**Rows**
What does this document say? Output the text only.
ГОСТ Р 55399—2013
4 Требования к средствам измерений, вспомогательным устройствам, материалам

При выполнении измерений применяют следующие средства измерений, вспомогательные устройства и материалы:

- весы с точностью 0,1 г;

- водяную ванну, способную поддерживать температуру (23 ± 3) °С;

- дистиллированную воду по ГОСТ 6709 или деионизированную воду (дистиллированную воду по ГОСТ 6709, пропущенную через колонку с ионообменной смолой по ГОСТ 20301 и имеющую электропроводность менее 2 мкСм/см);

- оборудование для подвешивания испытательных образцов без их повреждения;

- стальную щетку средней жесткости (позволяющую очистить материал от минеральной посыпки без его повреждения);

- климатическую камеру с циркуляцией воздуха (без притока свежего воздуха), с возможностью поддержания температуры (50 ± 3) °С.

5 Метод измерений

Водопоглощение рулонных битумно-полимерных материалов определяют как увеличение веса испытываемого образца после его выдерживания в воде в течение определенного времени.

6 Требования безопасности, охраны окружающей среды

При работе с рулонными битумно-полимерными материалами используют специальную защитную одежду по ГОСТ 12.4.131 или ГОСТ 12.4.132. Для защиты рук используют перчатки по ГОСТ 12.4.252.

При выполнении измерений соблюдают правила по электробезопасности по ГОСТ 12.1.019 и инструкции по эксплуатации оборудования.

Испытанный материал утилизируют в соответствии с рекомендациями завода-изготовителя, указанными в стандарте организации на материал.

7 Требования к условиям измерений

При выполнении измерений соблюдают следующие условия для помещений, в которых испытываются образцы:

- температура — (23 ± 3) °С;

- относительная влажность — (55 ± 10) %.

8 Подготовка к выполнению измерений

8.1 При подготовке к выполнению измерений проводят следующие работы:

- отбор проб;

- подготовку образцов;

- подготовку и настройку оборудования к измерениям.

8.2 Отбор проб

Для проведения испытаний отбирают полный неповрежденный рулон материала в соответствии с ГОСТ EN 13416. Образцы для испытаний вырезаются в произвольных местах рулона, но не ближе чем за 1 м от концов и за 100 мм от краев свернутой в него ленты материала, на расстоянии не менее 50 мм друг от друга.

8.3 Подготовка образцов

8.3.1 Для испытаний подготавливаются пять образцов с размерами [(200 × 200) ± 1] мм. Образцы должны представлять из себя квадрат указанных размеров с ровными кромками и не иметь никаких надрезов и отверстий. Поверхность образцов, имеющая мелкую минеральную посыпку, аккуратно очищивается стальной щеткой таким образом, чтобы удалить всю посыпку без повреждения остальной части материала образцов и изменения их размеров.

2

**Exercise**
Each line in the material above must be retyped without alteration.

**Answer to the exercise**
What does this document say? Output the text only.
ГОСТ Р 55399—2013
4 Требования к средствам измерений, вспомогательным устройствам, материалам

При выполнении измерений применяют следующие средства измерений, вспомогательные устройства и материалы:

- весы с точностью 0,1 г;

- водяную ванну, способную поддерживать температуру (23 ± 3) °С;

- дистиллированную воду по ГОСТ 6709 или деионизированную воду (дистиллированную воду по ГОСТ 6709, пропущенную через колонку с ионообменной смолой по ГОСТ 20301 и имеющую электропроводность менее 2 мкСм/см);

- оборудование для подвешивания испытательных образцов без их повреждения;

- стальную щетку средней жесткости (позволяющую очистить материал от минеральной посыпки без его повреждения);

- климатическую камеру с циркуляцией воздуха (без притока свежего воздуха), с возможностью поддержания температуры (50 ± 3) °С.

5 Метод измерений

Водопоглощение рулонных битумно-полимерных материалов определяют как увеличение веса испытываемого образца после его выдерживания в воде в течение определенного времени.

6 Требования безопасности, охраны окружающей среды

При работе с рулонными битумно-полимерными материалами используют специальную защитную одежду по ГОСТ 12.4.131 или ГОСТ 12.4.132. Для защиты рук используют перчатки по ГОСТ 12.4.252.

При выполнении измерений соблюдают правила по электробезопасности по ГОСТ 12.1.019 и инструкции по эксплуатации оборудования.

Испытанный материал утилизируют в соответствии с рекомендациями завода-изготовителя, указанными в стандарте организации на материал.

7 Требования к условиям измерений

При выполнении измерений соблюдают следующие условия для помещений, в которых испытываются образцы:

- температура — (23 ± 3) °С;

- относительная влажность — (55 ± 10) %.

8 Подготовка к выполнению измерений

8.1 При подготовке к выполнению измерений проводят следующие работы:

- отбор проб;

- подготовку образцов;

- подготовку и настройку оборудования к измерениям.

8.2 Отбор проб

Для проведения испытаний отбирают полный неповрежденный рулон материала в соответствии с ГОСТ EN 13416. Образцы для испытаний вырезаются в произвольных местах рулона, но не ближе чем за 1 м от концов и за 100 мм от краев свернутой в него ленты материала, на расстоянии не менее 50 мм друг от друга.

8.3 Подготовка образцов

8.3.1 Для испытаний подготавливаются пять образцов с размерами [(200 × 200) ± 1] мм. Образцы должны представлять из себя квадрат указанных размеров с ровными кромками и не иметь никаких надрезов и отверстий. Поверхность образцов, имеющая мелкую минеральную посыпку, аккуратно очищивается стальной щеткой таким образом, чтобы удалить всю посыпку без повреждения остальной части материала образцов и изменения их размеров.

2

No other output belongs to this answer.